● **THE TASK**:
Report each line of the data that has "type" somewhere in it.

--- begin ---

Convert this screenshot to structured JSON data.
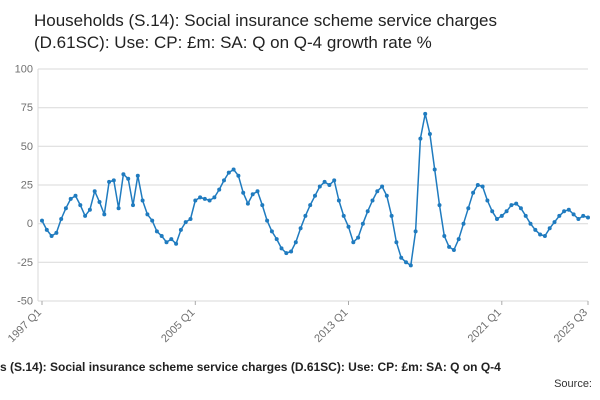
{
  "title": "Households (S.14): Social insurance scheme service charges (D.61SC): Use: CP: £m: SA: Q on Q-4 growth rate %",
  "footer": {
    "caption": "s (S.14): Social insurance scheme service charges (D.61SC): Use: CP: £m: SA: Q on Q-4",
    "source": "Source:"
  },
  "chart_data": {
    "type": "line",
    "title": "Households (S.14): Social insurance scheme service charges (D.61SC): Use: CP: £m: SA: Q on Q-4 growth rate %",
    "series_name": "Q on Q-4 growth rate %",
    "frequency": "quarterly",
    "x_start": "1997 Q1",
    "x_end": "2025 Q3",
    "x_tick_labels": [
      "1997 Q1",
      "2005 Q1",
      "2013 Q1",
      "2021 Q1",
      "2025 Q3"
    ],
    "x_tick_indices": [
      0,
      32,
      64,
      96,
      114
    ],
    "ylim": [
      -50,
      100
    ],
    "y_ticks": [
      -50,
      -25,
      0,
      25,
      50,
      75,
      100
    ],
    "unit": "%",
    "line_color": "#1f7bbf",
    "grid_color": "#d9d9d9",
    "axis_label_color": "#707070",
    "marker": "circle",
    "grid": "horizontal",
    "legend": "none",
    "values": [
      2,
      -4,
      -8,
      -6,
      3,
      10,
      16,
      18,
      12,
      5,
      9,
      21,
      14,
      6,
      27,
      28,
      10,
      32,
      29,
      12,
      31,
      15,
      6,
      2,
      -5,
      -8,
      -12,
      -10,
      -13,
      -4,
      1,
      3,
      15,
      17,
      16,
      15,
      17,
      22,
      28,
      33,
      35,
      31,
      20,
      13,
      19,
      21,
      12,
      2,
      -5,
      -10,
      -16,
      -19,
      -18,
      -12,
      -3,
      5,
      12,
      18,
      24,
      27,
      25,
      28,
      15,
      5,
      -2,
      -12,
      -9,
      0,
      8,
      15,
      21,
      24,
      18,
      5,
      -12,
      -22,
      -25,
      -27,
      -5,
      55,
      71,
      58,
      35,
      12,
      -8,
      -15,
      -17,
      -10,
      0,
      10,
      20,
      25,
      24,
      15,
      8,
      3,
      5,
      8,
      12,
      13,
      10,
      5,
      0,
      -4,
      -7,
      -8,
      -3,
      1,
      5,
      8,
      9,
      6,
      3,
      5,
      4
    ]
  }
}
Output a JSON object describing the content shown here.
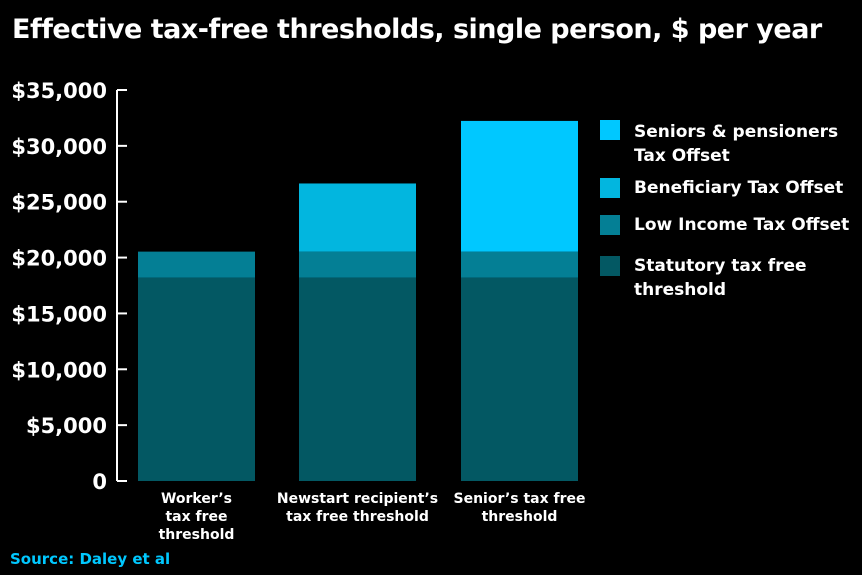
{
  "title": "Effective tax-free thresholds, single person, $ per year",
  "source": "Source: Daley et al",
  "colors": {
    "background": "#000000",
    "text": "#ffffff",
    "source": "#00c8ff"
  },
  "chart_data": {
    "type": "bar",
    "stacked": true,
    "title": "Effective tax-free thresholds, single person, $ per year",
    "xlabel": "",
    "ylabel": "",
    "ylim": [
      0,
      35000
    ],
    "yticks": [
      0,
      5000,
      10000,
      15000,
      20000,
      25000,
      30000,
      35000
    ],
    "ytick_labels": [
      "0",
      "$5,000",
      "$10,000",
      "$15,000",
      "$20,000",
      "$25,000",
      "$30,000",
      "$35,000"
    ],
    "grid": false,
    "legend_position": "right",
    "categories": [
      [
        "Worker’s",
        "tax free",
        "threshold"
      ],
      [
        "Newstart recipient’s",
        "tax free threshold"
      ],
      [
        "Senior’s tax free",
        "threshold"
      ]
    ],
    "series": [
      {
        "name": [
          "Statutory tax free",
          "threshold"
        ],
        "color": "#035863",
        "values": [
          18200,
          18200,
          18200
        ]
      },
      {
        "name": [
          "Low Income Tax Offset"
        ],
        "color": "#047f95",
        "values": [
          2333,
          2333,
          2333
        ]
      },
      {
        "name": [
          "Beneficiary Tax Offset"
        ],
        "color": "#02b6df",
        "values": [
          0,
          6100,
          0
        ]
      },
      {
        "name": [
          "Seniors & pensioners",
          "Tax Offset"
        ],
        "color": "#00c8ff",
        "values": [
          0,
          0,
          11700
        ]
      }
    ]
  }
}
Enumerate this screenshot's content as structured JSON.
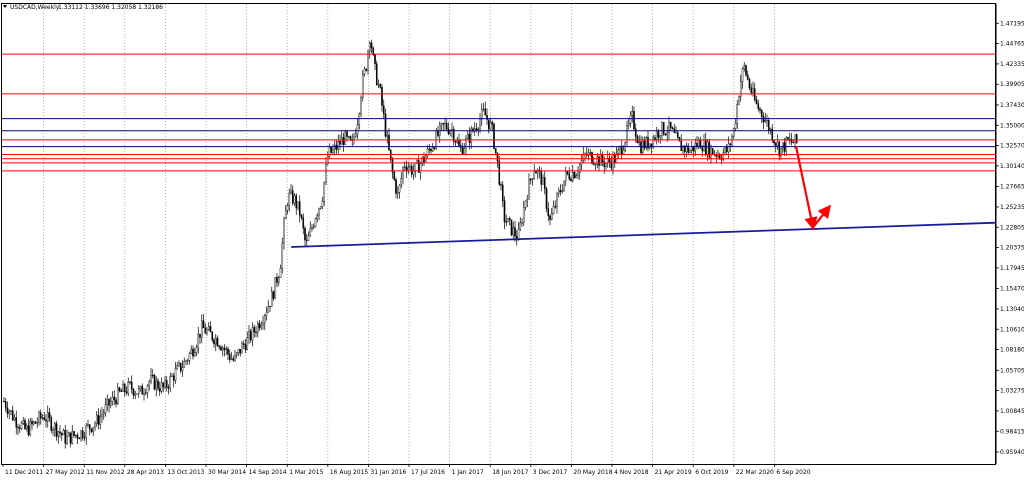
{
  "header": {
    "symbol": "USDCAD,Weekly",
    "ohlc": "1.33112 1.33696 1.32058 1.32186"
  },
  "colors": {
    "background": "#ffffff",
    "candle": "#000000",
    "grid": "#a0a0a0",
    "support_line": "#1a1a9e",
    "resistance_red": "#ff0000",
    "level_blue": "#000080",
    "arrow": "#ff0000"
  },
  "chart_data": {
    "type": "candlestick",
    "title": "USDCAD,Weekly",
    "ylim": [
      0.945,
      1.495
    ],
    "grid": "vertical-dotted",
    "x_tick_labels": [
      "11 Dec 2011",
      "27 May 2012",
      "11 Nov 2012",
      "28 Apr 2013",
      "13 Oct 2013",
      "30 Mar 2014",
      "14 Sep 2014",
      "1 Mar 2015",
      "16 Aug 2015",
      "31 Jan 2016",
      "17 Jul 2016",
      "1 Jan 2017",
      "18 Jun 2017",
      "3 Dec 2017",
      "20 May 2018",
      "4 Nov 2018",
      "21 Apr 2019",
      "6 Oct 2019",
      "22 Mar 2020",
      "6 Sep 2020"
    ],
    "y_ticks": [
      "1.47195",
      "1.44765",
      "1.42335",
      "1.39905",
      "1.37430",
      "1.35000",
      "1.32570",
      "1.30140",
      "1.27665",
      "1.25235",
      "1.22805",
      "1.20375",
      "1.17945",
      "1.15470",
      "1.13040",
      "1.10610",
      "1.08180",
      "1.05705",
      "1.03275",
      "1.00845",
      "0.98415",
      "0.95940"
    ],
    "price_path": [
      [
        0,
        1.02
      ],
      [
        10,
        1.0
      ],
      [
        22,
        0.985
      ],
      [
        32,
        0.995
      ],
      [
        40,
        1.003
      ],
      [
        50,
        0.99
      ],
      [
        62,
        0.975
      ],
      [
        78,
        0.983
      ],
      [
        92,
        0.995
      ],
      [
        104,
        1.015
      ],
      [
        116,
        1.03
      ],
      [
        126,
        1.037
      ],
      [
        136,
        1.03
      ],
      [
        146,
        1.045
      ],
      [
        160,
        1.035
      ],
      [
        172,
        1.055
      ],
      [
        180,
        1.065
      ],
      [
        190,
        1.085
      ],
      [
        198,
        1.108
      ],
      [
        206,
        1.1
      ],
      [
        214,
        1.093
      ],
      [
        222,
        1.08
      ],
      [
        230,
        1.068
      ],
      [
        238,
        1.085
      ],
      [
        248,
        1.1
      ],
      [
        258,
        1.12
      ],
      [
        268,
        1.145
      ],
      [
        276,
        1.18
      ],
      [
        280,
        1.23
      ],
      [
        284,
        1.265
      ],
      [
        290,
        1.262
      ],
      [
        296,
        1.245
      ],
      [
        302,
        1.205
      ],
      [
        306,
        1.22
      ],
      [
        312,
        1.245
      ],
      [
        318,
        1.262
      ],
      [
        324,
        1.315
      ],
      [
        330,
        1.32
      ],
      [
        340,
        1.335
      ],
      [
        348,
        1.325
      ],
      [
        354,
        1.36
      ],
      [
        358,
        1.4
      ],
      [
        362,
        1.42
      ],
      [
        366,
        1.46
      ],
      [
        370,
        1.42
      ],
      [
        376,
        1.39
      ],
      [
        382,
        1.34
      ],
      [
        388,
        1.295
      ],
      [
        394,
        1.265
      ],
      [
        400,
        1.305
      ],
      [
        410,
        1.295
      ],
      [
        420,
        1.31
      ],
      [
        430,
        1.33
      ],
      [
        440,
        1.35
      ],
      [
        448,
        1.345
      ],
      [
        456,
        1.32
      ],
      [
        464,
        1.333
      ],
      [
        472,
        1.35
      ],
      [
        480,
        1.365
      ],
      [
        488,
        1.345
      ],
      [
        494,
        1.3
      ],
      [
        500,
        1.24
      ],
      [
        508,
        1.225
      ],
      [
        514,
        1.215
      ],
      [
        522,
        1.265
      ],
      [
        530,
        1.3
      ],
      [
        538,
        1.285
      ],
      [
        546,
        1.235
      ],
      [
        554,
        1.265
      ],
      [
        562,
        1.29
      ],
      [
        572,
        1.295
      ],
      [
        582,
        1.315
      ],
      [
        592,
        1.31
      ],
      [
        602,
        1.305
      ],
      [
        612,
        1.31
      ],
      [
        620,
        1.33
      ],
      [
        628,
        1.36
      ],
      [
        636,
        1.325
      ],
      [
        646,
        1.33
      ],
      [
        656,
        1.345
      ],
      [
        666,
        1.345
      ],
      [
        676,
        1.325
      ],
      [
        686,
        1.32
      ],
      [
        696,
        1.33
      ],
      [
        706,
        1.32
      ],
      [
        716,
        1.315
      ],
      [
        724,
        1.32
      ],
      [
        730,
        1.345
      ],
      [
        736,
        1.4
      ],
      [
        740,
        1.42
      ],
      [
        746,
        1.395
      ],
      [
        752,
        1.375
      ],
      [
        760,
        1.36
      ],
      [
        768,
        1.34
      ],
      [
        776,
        1.32
      ],
      [
        784,
        1.33
      ],
      [
        792,
        1.33
      ],
      [
        797,
        1.322
      ]
    ],
    "levels": [
      {
        "price": "1.43500",
        "color": "red"
      },
      {
        "price": "1.38750",
        "color": "red"
      },
      {
        "price": "1.35800",
        "color": "blue"
      },
      {
        "price": "1.34350",
        "color": "blue"
      },
      {
        "price": "1.33250",
        "color": "red"
      },
      {
        "price": "1.32450",
        "color": "blue"
      },
      {
        "price": "1.31500",
        "color": "red"
      },
      {
        "price": "1.31000",
        "color": "red"
      },
      {
        "price": "1.30500",
        "color": "red"
      },
      {
        "price": "1.29550",
        "color": "red"
      }
    ],
    "support_trendline": {
      "from": {
        "x": "1 Mar 2015",
        "price": 1.2045
      },
      "to_price_at_axis": 1.2335
    },
    "projection_arrows": [
      {
        "from_price": 1.325,
        "to_price": 1.228
      },
      {
        "from_price": 1.228,
        "to_price": 1.252
      }
    ]
  }
}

--- end ---

● **SOLUTION FOR THIS TASK**:
    "type": "line",
    "type": "bar",
    "type": "candlestick",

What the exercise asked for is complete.